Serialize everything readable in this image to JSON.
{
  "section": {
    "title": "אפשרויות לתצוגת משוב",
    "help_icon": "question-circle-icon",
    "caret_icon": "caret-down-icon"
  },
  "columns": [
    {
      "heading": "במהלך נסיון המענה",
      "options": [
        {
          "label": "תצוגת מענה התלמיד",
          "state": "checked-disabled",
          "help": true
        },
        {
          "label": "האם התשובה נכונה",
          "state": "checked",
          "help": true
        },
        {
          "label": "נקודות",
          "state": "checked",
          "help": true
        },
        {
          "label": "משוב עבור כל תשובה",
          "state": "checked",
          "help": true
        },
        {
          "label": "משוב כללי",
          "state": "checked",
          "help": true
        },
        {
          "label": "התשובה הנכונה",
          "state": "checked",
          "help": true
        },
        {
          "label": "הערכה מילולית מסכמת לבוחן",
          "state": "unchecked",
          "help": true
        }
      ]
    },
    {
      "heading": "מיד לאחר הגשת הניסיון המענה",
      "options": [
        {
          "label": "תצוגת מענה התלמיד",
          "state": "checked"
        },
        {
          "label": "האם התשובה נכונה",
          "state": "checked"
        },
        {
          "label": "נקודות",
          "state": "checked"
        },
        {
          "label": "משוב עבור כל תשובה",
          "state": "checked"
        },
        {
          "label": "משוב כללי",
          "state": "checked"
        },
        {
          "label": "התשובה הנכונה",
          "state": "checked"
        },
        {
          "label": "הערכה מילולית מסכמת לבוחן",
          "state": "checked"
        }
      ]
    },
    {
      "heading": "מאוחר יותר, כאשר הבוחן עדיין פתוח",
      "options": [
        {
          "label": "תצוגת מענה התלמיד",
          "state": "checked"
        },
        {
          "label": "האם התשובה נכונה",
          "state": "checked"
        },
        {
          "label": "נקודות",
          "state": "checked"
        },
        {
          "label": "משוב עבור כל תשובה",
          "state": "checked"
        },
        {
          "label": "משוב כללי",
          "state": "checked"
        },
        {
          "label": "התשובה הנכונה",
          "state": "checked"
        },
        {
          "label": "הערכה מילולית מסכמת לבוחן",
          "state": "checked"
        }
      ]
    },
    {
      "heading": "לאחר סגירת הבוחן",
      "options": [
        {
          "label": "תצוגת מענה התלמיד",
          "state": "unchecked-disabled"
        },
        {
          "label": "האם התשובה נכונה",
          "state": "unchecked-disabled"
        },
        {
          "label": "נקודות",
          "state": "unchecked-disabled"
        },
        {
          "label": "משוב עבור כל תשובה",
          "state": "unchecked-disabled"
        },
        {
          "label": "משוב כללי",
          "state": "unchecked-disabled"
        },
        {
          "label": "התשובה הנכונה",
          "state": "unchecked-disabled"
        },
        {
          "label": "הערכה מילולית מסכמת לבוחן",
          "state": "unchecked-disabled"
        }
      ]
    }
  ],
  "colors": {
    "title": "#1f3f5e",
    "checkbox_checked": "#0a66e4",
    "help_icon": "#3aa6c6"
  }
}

§ **STATED PROBLEM**
Give the listing again, word for word.

§ **RESPONSE**
Serialize everything readable in this image to JSON.
{
  "section": {
    "title": "אפשרויות לתצוגת משוב",
    "help_icon": "question-circle-icon",
    "caret_icon": "caret-down-icon"
  },
  "columns": [
    {
      "heading": "במהלך נסיון המענה",
      "options": [
        {
          "label": "תצוגת מענה התלמיד",
          "state": "checked-disabled",
          "help": true
        },
        {
          "label": "האם התשובה נכונה",
          "state": "checked",
          "help": true
        },
        {
          "label": "נקודות",
          "state": "checked",
          "help": true
        },
        {
          "label": "משוב עבור כל תשובה",
          "state": "checked",
          "help": true
        },
        {
          "label": "משוב כללי",
          "state": "checked",
          "help": true
        },
        {
          "label": "התשובה הנכונה",
          "state": "checked",
          "help": true
        },
        {
          "label": "הערכה מילולית מסכמת לבוחן",
          "state": "unchecked",
          "help": true
        }
      ]
    },
    {
      "heading": "מיד לאחר הגשת הניסיון המענה",
      "options": [
        {
          "label": "תצוגת מענה התלמיד",
          "state": "checked"
        },
        {
          "label": "האם התשובה נכונה",
          "state": "checked"
        },
        {
          "label": "נקודות",
          "state": "checked"
        },
        {
          "label": "משוב עבור כל תשובה",
          "state": "checked"
        },
        {
          "label": "משוב כללי",
          "state": "checked"
        },
        {
          "label": "התשובה הנכונה",
          "state": "checked"
        },
        {
          "label": "הערכה מילולית מסכמת לבוחן",
          "state": "checked"
        }
      ]
    },
    {
      "heading": "מאוחר יותר, כאשר הבוחן עדיין פתוח",
      "options": [
        {
          "label": "תצוגת מענה התלמיד",
          "state": "checked"
        },
        {
          "label": "האם התשובה נכונה",
          "state": "checked"
        },
        {
          "label": "נקודות",
          "state": "checked"
        },
        {
          "label": "משוב עבור כל תשובה",
          "state": "checked"
        },
        {
          "label": "משוב כללי",
          "state": "checked"
        },
        {
          "label": "התשובה הנכונה",
          "state": "checked"
        },
        {
          "label": "הערכה מילולית מסכמת לבוחן",
          "state": "checked"
        }
      ]
    },
    {
      "heading": "לאחר סגירת הבוחן",
      "options": [
        {
          "label": "תצוגת מענה התלמיד",
          "state": "unchecked-disabled"
        },
        {
          "label": "האם התשובה נכונה",
          "state": "unchecked-disabled"
        },
        {
          "label": "נקודות",
          "state": "unchecked-disabled"
        },
        {
          "label": "משוב עבור כל תשובה",
          "state": "unchecked-disabled"
        },
        {
          "label": "משוב כללי",
          "state": "unchecked-disabled"
        },
        {
          "label": "התשובה הנכונה",
          "state": "unchecked-disabled"
        },
        {
          "label": "הערכה מילולית מסכמת לבוחן",
          "state": "unchecked-disabled"
        }
      ]
    }
  ],
  "colors": {
    "title": "#1f3f5e",
    "checkbox_checked": "#0a66e4",
    "help_icon": "#3aa6c6"
  }
}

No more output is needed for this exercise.